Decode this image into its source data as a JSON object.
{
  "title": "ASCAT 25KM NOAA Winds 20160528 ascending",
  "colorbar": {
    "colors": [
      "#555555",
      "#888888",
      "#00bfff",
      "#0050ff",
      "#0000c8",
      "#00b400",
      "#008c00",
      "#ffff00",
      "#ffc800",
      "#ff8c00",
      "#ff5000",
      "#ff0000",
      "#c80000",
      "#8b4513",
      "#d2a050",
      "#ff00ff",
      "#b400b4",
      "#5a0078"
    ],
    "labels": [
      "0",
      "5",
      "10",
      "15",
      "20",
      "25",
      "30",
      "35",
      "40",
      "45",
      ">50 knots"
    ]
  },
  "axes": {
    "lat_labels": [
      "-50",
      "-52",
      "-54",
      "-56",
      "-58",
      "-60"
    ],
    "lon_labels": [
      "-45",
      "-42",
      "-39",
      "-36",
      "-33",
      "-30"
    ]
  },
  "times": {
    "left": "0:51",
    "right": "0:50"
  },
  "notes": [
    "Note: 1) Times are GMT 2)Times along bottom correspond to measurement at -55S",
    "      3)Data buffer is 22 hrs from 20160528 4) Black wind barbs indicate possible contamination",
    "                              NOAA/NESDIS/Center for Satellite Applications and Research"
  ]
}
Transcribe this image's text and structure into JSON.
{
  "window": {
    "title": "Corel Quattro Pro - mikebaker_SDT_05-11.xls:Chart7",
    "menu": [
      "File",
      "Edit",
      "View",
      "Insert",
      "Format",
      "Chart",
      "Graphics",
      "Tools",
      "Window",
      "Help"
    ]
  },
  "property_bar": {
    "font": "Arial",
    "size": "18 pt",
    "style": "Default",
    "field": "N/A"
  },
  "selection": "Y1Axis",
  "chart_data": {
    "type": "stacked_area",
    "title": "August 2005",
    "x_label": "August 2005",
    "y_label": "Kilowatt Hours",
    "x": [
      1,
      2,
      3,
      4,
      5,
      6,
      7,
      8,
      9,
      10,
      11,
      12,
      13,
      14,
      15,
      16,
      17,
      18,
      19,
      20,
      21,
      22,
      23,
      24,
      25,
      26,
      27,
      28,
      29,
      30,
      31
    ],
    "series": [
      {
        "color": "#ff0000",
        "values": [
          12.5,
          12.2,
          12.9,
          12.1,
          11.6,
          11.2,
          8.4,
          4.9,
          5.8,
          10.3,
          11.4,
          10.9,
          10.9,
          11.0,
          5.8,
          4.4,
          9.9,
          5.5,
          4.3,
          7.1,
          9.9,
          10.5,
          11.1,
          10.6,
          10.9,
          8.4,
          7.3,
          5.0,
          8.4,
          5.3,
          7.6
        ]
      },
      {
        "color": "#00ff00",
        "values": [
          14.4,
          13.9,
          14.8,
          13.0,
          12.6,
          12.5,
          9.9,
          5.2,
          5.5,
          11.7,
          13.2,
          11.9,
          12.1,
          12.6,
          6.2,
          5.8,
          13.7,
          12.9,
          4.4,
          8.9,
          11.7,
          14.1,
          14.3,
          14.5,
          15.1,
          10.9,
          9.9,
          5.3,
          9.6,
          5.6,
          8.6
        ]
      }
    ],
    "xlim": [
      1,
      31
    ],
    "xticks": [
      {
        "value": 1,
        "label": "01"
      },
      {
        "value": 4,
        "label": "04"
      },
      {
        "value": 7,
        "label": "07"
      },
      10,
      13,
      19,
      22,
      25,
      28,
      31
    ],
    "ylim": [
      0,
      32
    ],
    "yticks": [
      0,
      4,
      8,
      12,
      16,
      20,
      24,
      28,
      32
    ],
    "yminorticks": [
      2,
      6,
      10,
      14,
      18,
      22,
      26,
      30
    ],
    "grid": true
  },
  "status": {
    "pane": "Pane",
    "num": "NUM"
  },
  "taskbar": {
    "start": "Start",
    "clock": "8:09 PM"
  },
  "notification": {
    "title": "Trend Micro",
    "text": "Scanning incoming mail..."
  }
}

◆ WRITTEN EXERCISE: In the material above, find each line that contains the word "image", and select it.

◆ RESPONSE:
Decode this image into its source data as a JSON object.
Transcribe this image's text and structure into JSON.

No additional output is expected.